**DATA EXTRACT**
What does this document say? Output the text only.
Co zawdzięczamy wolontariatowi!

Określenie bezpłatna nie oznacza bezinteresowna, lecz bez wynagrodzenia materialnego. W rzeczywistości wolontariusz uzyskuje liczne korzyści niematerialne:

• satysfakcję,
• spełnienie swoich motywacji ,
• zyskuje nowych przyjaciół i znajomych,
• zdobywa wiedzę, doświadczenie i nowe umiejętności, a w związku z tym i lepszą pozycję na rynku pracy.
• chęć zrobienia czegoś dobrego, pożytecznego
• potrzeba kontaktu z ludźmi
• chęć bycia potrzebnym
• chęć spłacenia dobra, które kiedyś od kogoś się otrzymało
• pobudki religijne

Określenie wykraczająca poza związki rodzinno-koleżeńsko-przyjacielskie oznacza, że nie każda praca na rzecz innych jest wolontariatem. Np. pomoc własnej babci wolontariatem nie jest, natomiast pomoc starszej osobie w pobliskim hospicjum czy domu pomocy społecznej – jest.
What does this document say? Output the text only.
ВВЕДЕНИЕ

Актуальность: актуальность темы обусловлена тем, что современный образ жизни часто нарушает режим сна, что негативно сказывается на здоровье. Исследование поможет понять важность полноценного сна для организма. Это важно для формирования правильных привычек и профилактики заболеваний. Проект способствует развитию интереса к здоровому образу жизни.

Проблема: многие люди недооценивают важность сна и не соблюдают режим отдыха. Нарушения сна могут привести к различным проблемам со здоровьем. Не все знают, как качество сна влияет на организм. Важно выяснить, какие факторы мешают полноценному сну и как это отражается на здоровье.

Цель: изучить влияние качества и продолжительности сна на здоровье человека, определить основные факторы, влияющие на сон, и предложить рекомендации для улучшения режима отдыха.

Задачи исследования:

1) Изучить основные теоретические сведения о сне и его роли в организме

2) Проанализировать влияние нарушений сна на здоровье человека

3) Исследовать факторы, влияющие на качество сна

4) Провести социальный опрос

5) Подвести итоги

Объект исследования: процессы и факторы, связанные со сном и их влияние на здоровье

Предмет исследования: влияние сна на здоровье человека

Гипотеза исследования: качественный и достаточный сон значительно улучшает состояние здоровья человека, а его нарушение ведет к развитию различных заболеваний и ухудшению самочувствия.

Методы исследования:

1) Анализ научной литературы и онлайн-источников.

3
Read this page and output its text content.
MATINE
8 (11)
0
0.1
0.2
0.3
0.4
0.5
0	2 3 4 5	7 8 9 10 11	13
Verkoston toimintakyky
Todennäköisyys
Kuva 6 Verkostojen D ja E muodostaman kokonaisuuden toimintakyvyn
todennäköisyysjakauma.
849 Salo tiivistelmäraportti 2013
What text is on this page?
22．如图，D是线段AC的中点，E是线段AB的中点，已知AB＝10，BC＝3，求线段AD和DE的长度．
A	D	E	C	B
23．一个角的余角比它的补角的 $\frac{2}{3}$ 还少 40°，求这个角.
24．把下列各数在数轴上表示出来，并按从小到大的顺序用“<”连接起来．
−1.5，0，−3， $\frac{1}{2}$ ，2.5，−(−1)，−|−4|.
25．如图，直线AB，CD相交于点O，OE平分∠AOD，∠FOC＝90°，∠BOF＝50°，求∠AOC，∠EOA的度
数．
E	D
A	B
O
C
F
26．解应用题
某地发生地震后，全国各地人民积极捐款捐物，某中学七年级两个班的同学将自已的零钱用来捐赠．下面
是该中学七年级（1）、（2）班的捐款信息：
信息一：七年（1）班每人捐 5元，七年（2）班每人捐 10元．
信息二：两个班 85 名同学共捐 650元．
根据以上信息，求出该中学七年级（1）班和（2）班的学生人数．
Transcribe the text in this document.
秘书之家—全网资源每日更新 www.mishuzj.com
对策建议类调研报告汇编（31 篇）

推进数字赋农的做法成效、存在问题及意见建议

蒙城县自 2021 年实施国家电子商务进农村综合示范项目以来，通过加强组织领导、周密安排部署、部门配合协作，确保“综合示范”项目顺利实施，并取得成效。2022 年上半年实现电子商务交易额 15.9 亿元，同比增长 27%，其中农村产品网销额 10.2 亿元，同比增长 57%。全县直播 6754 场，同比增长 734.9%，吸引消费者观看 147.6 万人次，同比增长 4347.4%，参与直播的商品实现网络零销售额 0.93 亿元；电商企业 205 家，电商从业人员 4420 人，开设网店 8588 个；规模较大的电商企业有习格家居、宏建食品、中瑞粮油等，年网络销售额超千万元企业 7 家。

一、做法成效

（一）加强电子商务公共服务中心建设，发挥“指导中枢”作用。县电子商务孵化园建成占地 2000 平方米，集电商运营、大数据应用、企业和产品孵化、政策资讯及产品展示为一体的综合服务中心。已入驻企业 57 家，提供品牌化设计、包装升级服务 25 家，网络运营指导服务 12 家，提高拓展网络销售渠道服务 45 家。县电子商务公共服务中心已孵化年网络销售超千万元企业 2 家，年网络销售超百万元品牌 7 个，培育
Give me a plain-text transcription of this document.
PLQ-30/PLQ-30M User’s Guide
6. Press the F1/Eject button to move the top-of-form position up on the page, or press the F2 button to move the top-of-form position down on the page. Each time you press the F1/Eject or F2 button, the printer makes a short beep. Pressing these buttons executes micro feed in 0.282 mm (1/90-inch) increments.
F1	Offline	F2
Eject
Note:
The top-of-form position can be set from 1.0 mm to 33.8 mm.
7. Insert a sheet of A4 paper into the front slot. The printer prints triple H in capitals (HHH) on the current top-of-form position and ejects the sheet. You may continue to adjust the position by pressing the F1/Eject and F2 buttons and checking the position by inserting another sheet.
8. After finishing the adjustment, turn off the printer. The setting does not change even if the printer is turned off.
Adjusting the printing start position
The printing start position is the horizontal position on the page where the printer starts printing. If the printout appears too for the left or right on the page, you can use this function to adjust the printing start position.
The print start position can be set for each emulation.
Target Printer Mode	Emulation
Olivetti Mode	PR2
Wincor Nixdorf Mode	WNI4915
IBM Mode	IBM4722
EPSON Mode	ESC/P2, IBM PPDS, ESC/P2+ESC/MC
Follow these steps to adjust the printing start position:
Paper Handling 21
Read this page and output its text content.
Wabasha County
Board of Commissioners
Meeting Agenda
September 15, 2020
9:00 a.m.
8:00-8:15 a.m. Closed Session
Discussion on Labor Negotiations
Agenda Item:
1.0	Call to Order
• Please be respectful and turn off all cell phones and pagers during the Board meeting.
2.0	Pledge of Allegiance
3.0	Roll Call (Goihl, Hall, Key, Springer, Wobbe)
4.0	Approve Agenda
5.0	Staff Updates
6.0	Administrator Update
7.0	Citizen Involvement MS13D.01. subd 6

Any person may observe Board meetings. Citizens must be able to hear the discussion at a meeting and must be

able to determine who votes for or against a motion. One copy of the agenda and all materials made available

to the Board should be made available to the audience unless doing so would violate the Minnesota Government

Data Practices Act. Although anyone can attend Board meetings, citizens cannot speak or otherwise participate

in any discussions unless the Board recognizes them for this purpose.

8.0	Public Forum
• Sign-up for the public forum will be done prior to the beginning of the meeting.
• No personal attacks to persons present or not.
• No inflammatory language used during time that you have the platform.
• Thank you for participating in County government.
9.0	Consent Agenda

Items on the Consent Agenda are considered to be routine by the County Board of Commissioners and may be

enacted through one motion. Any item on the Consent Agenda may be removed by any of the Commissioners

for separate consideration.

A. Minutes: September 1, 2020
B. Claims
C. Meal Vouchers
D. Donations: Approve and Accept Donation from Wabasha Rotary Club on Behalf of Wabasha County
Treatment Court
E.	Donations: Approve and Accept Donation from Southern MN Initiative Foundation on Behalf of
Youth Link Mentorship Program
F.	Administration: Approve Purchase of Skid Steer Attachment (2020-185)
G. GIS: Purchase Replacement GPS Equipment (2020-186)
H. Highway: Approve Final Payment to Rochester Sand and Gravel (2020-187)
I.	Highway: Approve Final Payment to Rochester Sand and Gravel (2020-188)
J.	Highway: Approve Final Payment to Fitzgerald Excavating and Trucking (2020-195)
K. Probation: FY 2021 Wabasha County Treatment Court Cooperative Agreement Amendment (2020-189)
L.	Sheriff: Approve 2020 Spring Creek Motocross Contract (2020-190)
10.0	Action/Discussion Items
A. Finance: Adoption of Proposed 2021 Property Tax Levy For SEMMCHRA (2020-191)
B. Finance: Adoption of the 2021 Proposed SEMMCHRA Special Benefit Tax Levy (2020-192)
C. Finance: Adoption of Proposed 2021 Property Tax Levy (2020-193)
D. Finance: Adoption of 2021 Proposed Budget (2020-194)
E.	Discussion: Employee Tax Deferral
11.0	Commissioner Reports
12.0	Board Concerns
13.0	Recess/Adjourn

**WHAT THE EXERCISE ASKS**
For the string "Consent", count the lines of the entries above that include it; answer with the number only.

**RESULT OF THIS EXERCISE**
3